▶ [Stated task] Pull out every line with the word "由已知中的三视图可得" from the entries below.
---- Provided records
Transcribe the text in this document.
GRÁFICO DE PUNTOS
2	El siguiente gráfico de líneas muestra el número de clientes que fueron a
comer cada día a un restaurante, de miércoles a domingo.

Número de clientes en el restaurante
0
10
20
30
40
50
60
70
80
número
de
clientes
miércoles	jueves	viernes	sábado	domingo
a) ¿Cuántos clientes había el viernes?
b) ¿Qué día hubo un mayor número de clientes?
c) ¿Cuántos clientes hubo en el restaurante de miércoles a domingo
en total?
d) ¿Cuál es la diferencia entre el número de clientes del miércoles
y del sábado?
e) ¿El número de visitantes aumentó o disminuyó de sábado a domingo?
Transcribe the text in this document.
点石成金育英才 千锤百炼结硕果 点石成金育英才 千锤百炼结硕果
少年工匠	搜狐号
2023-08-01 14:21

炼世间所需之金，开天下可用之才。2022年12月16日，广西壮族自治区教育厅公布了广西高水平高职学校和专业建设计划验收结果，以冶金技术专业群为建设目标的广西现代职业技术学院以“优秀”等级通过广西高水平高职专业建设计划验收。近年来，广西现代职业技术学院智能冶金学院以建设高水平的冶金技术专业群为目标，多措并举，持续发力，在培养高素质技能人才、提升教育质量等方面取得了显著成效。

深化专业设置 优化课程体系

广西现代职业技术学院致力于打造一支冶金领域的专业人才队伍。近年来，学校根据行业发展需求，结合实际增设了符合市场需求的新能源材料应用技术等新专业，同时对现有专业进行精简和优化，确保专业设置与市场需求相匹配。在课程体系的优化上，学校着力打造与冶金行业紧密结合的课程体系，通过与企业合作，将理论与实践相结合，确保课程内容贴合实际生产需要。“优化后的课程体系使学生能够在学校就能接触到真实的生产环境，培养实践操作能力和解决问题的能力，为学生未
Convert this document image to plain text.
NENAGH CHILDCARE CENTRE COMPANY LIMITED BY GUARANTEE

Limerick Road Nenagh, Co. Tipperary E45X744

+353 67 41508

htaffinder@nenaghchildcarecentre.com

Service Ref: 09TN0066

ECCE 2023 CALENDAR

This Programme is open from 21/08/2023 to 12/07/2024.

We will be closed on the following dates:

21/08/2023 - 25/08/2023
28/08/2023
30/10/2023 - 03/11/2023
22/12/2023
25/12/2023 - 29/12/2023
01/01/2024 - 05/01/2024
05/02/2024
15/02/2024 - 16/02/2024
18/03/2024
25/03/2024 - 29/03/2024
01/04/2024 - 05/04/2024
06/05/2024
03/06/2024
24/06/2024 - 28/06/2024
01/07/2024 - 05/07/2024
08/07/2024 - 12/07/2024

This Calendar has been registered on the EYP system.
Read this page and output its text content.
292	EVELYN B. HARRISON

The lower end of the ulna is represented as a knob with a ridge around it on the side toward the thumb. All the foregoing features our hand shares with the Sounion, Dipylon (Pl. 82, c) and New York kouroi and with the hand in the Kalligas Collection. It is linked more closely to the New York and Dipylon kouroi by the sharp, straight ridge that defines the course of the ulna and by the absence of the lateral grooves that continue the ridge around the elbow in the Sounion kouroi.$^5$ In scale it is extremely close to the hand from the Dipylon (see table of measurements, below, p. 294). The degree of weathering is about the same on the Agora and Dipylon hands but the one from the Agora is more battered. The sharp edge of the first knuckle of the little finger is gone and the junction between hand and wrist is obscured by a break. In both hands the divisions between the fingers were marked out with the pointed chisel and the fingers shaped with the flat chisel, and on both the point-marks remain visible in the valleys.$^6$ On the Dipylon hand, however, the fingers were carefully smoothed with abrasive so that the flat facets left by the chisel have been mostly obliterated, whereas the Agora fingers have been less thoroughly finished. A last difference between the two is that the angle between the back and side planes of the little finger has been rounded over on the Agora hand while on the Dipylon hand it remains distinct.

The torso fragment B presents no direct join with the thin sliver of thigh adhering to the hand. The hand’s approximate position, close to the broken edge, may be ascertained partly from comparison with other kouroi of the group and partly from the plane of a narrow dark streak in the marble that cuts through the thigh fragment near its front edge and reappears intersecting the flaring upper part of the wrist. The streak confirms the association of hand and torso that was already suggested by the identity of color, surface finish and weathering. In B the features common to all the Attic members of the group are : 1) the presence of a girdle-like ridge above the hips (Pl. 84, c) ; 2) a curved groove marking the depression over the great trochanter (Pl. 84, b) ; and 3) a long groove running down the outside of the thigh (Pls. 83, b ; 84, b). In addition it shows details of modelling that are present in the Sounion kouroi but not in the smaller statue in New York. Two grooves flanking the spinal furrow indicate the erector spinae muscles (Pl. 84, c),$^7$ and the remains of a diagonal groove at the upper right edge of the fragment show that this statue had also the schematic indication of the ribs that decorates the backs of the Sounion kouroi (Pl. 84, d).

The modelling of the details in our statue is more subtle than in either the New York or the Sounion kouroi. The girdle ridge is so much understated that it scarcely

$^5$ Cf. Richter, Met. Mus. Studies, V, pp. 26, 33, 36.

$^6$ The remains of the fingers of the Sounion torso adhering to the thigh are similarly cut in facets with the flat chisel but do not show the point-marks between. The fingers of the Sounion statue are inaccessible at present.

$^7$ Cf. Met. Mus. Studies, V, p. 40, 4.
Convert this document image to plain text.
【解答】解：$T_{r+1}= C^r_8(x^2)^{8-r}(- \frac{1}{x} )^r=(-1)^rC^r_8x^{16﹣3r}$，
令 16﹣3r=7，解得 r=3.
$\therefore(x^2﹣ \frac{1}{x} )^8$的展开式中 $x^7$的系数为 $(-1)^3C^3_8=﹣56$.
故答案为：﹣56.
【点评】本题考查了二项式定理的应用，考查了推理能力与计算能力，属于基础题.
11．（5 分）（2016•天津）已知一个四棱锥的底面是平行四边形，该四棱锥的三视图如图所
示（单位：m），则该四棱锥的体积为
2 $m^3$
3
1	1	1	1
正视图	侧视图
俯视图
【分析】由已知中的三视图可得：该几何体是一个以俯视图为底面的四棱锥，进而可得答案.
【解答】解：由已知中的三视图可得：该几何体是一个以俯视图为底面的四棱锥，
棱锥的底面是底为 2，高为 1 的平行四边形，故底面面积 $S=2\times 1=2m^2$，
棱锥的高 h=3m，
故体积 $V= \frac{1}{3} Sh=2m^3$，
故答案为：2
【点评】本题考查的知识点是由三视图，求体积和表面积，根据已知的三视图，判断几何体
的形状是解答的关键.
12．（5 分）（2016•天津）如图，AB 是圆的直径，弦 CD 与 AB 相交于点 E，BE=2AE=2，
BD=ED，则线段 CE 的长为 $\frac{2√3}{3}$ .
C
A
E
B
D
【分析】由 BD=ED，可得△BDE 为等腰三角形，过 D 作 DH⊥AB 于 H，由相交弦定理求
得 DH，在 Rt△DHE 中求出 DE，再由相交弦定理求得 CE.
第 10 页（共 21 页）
--------
▶ [Exercise output]
【分析】由已知中的三视图可得：该几何体是一个以俯视图为底面的四棱锥，进而可得答案.
【解答】解：由已知中的三视图可得：该几何体是一个以俯视图为底面的四棱锥，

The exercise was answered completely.